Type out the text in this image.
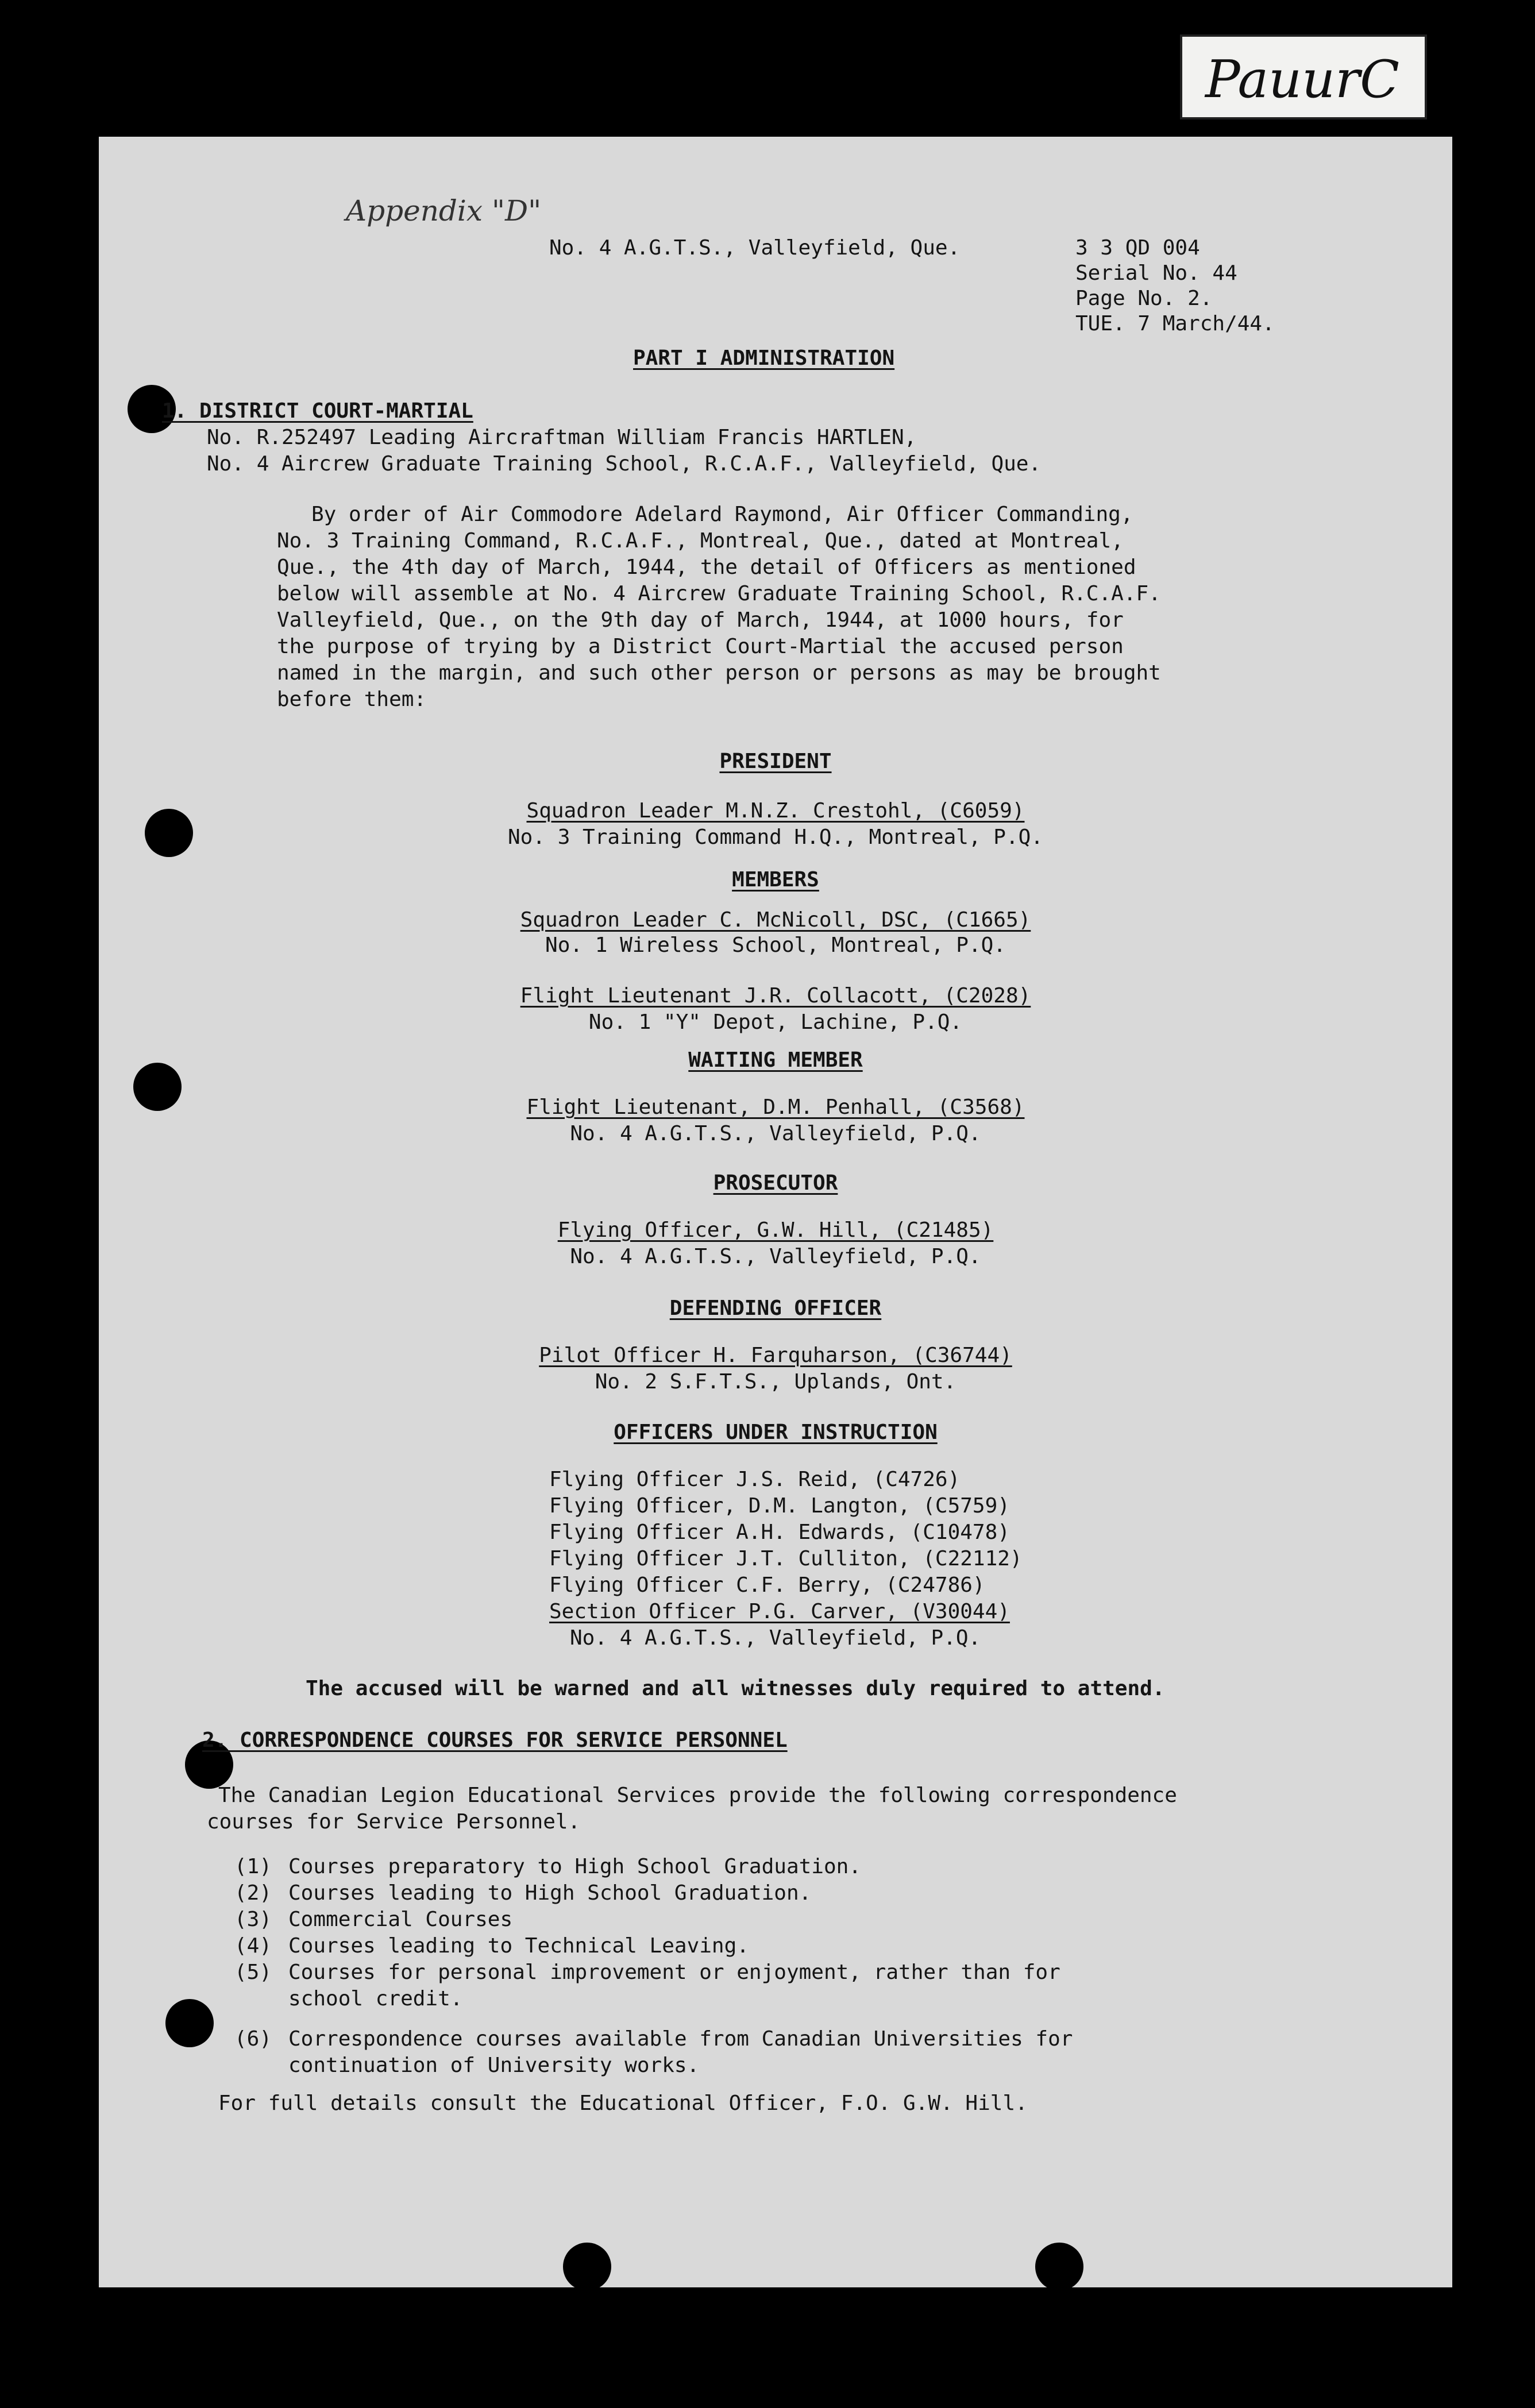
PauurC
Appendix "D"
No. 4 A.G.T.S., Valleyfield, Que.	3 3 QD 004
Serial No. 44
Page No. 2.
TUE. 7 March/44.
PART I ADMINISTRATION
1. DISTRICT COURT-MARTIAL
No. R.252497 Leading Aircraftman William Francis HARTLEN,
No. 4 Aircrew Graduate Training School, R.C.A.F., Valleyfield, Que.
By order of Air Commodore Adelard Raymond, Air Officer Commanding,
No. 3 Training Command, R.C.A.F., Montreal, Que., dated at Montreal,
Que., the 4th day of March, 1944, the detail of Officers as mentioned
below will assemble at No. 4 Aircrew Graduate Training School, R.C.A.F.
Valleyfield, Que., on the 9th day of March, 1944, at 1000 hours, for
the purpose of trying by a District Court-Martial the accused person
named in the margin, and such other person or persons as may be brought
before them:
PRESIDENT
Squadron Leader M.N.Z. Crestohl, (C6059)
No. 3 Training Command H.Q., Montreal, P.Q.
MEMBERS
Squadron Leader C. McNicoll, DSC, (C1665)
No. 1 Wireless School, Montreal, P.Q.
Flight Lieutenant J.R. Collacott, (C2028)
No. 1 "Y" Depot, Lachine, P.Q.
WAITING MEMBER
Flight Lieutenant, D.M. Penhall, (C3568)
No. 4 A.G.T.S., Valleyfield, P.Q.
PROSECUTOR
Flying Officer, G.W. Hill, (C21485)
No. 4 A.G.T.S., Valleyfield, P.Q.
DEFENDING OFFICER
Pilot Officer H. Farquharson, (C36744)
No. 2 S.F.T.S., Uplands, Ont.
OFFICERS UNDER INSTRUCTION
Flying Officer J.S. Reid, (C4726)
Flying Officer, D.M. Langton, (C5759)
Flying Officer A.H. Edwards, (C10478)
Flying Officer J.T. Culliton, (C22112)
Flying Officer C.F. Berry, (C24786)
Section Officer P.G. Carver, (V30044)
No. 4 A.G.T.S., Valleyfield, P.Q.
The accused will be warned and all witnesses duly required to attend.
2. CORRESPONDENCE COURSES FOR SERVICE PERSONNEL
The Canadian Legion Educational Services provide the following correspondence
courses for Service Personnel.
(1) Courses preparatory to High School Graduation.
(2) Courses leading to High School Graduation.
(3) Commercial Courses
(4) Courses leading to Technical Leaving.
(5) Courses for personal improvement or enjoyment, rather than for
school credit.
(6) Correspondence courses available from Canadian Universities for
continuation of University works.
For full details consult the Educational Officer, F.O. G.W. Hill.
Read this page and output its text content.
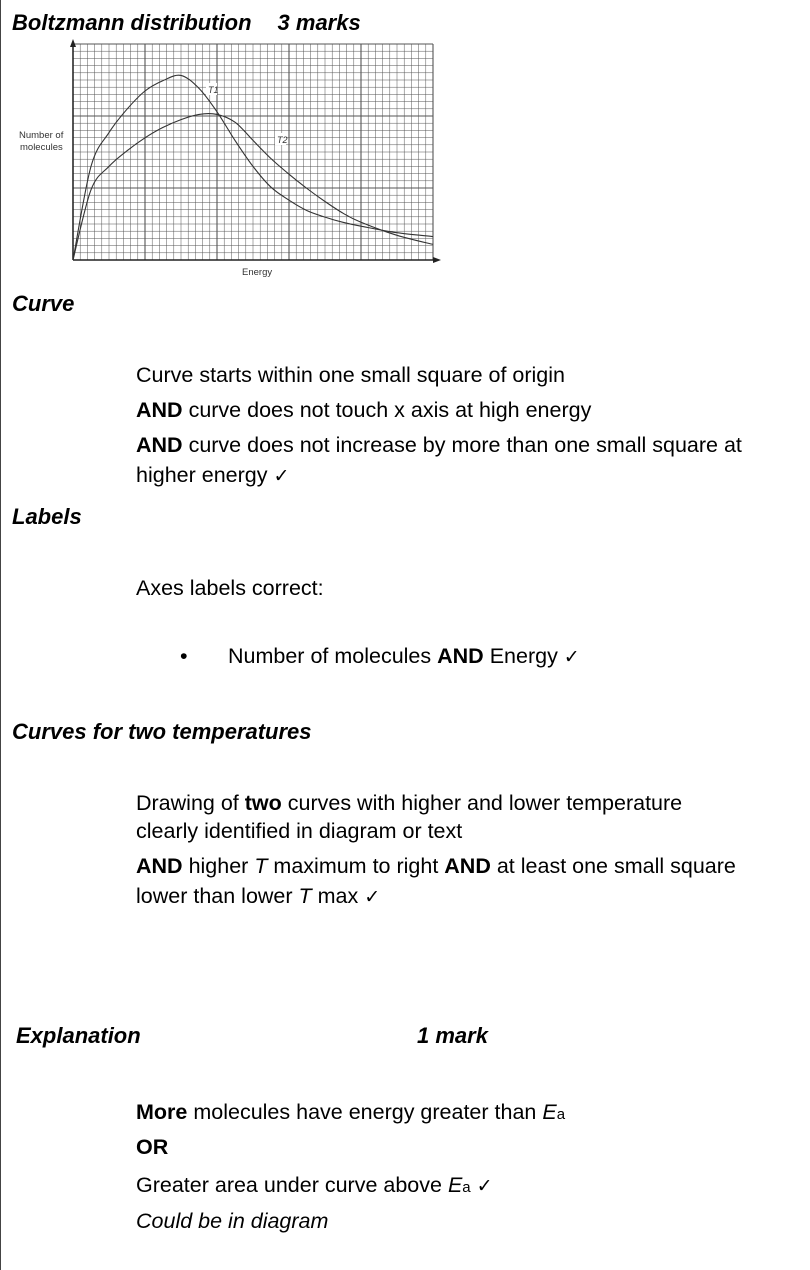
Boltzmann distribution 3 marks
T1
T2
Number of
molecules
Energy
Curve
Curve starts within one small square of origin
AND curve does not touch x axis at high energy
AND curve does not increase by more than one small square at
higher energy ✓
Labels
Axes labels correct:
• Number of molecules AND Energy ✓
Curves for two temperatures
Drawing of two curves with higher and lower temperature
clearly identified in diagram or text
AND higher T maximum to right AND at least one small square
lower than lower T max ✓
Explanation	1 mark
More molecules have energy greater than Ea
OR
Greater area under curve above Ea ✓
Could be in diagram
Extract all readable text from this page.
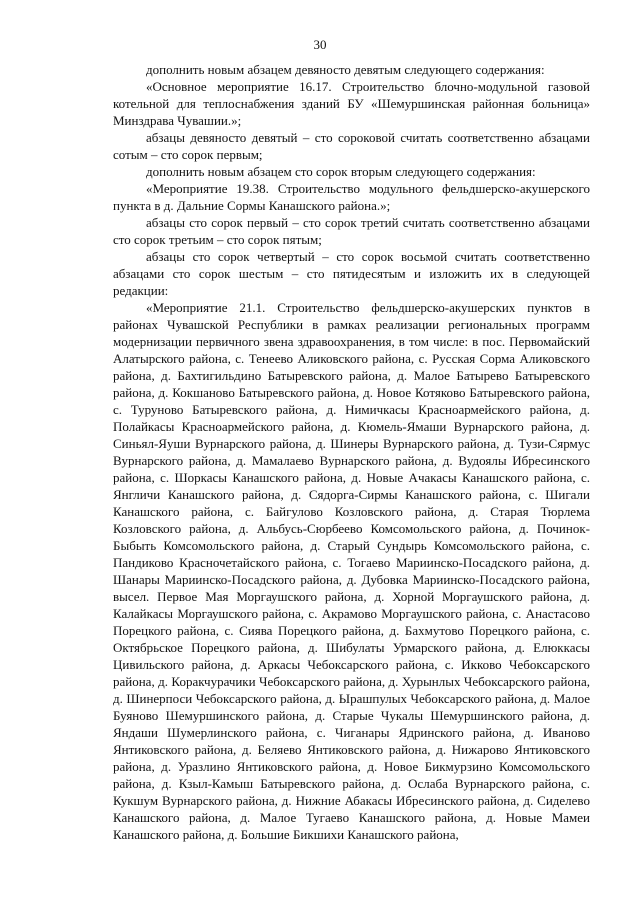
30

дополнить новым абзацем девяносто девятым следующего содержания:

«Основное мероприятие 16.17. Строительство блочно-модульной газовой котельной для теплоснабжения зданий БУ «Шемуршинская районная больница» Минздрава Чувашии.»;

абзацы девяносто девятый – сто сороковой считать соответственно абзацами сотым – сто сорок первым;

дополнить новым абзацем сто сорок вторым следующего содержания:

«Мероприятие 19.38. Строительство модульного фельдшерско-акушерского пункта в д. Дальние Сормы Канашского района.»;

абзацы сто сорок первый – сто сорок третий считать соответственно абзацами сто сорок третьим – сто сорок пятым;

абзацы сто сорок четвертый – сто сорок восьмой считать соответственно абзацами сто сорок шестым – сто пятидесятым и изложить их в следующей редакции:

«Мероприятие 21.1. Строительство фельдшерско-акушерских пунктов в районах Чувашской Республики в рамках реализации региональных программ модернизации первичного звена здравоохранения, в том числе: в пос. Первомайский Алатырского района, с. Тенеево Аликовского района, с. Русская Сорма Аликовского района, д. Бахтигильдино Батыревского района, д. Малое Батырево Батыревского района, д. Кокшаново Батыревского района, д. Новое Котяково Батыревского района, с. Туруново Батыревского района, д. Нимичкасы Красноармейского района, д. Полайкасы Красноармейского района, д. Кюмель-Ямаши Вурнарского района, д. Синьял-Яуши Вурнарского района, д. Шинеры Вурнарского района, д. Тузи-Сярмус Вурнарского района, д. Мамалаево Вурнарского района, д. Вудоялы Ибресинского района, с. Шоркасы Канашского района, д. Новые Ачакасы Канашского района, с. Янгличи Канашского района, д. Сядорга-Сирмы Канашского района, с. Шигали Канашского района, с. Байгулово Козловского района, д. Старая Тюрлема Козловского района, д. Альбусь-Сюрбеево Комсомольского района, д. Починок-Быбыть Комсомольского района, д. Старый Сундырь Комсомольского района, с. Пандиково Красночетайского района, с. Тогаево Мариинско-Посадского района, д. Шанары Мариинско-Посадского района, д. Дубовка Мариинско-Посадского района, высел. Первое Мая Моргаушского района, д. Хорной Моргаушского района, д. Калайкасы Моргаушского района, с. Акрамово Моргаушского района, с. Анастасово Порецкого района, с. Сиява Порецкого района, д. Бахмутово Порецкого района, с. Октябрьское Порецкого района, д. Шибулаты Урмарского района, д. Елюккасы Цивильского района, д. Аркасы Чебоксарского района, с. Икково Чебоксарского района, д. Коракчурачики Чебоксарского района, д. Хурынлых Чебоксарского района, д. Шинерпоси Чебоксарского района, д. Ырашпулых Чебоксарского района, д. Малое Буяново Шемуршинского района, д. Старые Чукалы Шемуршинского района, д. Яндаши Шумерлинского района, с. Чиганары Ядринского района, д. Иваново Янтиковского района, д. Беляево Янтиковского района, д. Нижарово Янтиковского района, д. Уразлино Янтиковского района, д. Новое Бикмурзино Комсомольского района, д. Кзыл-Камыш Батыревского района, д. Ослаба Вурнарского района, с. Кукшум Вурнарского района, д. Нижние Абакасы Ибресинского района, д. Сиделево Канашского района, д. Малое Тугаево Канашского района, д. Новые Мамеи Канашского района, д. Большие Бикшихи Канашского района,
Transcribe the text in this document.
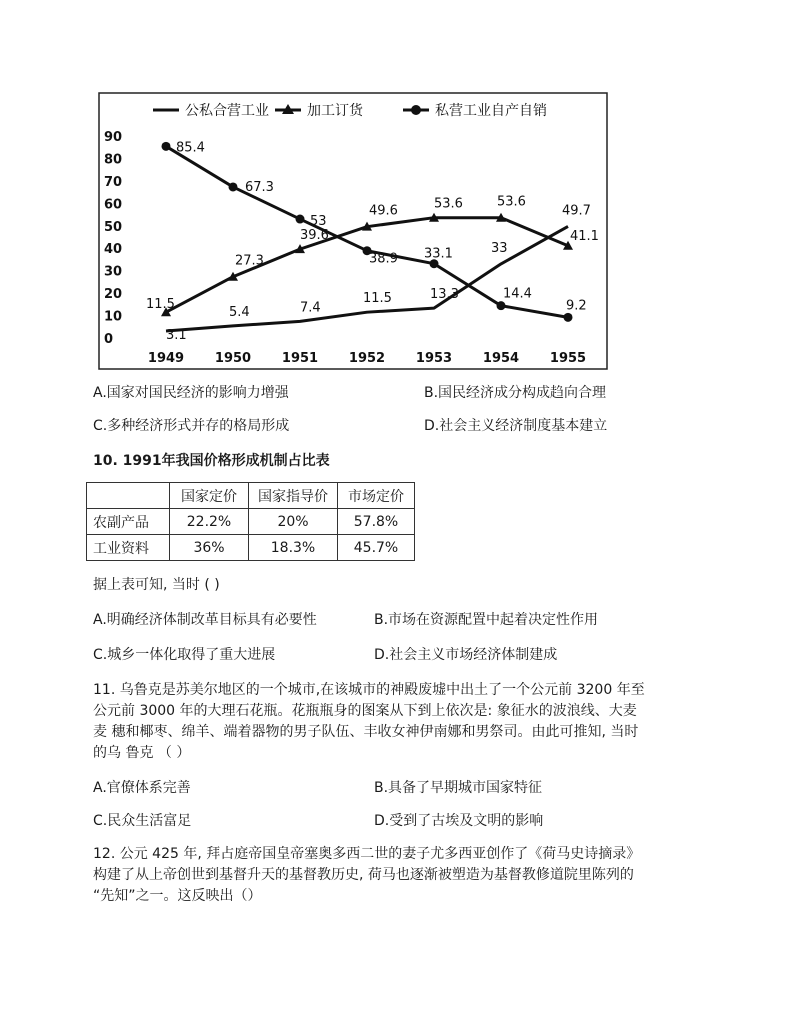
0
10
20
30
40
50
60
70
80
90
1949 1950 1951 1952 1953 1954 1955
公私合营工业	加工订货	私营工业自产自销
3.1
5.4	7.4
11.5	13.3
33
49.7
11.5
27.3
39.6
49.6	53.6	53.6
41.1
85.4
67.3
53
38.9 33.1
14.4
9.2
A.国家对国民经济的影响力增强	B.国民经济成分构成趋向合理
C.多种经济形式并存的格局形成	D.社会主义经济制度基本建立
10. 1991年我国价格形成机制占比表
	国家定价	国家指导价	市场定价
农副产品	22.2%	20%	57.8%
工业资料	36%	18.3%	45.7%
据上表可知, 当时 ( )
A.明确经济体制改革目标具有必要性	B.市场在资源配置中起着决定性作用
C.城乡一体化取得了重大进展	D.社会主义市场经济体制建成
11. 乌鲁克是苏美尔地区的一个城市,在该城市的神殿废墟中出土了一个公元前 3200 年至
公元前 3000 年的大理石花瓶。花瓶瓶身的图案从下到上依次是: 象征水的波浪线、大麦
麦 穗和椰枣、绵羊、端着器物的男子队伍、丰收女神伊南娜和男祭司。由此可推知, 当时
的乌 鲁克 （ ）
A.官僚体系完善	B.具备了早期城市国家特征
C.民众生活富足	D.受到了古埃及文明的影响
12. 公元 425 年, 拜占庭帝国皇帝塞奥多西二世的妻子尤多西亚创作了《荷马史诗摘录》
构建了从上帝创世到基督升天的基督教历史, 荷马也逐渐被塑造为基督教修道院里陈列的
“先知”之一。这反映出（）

### Given problem
Reply with nothing except the number of lines in the listing above that include the string "считать".

### Answer to this exercise
3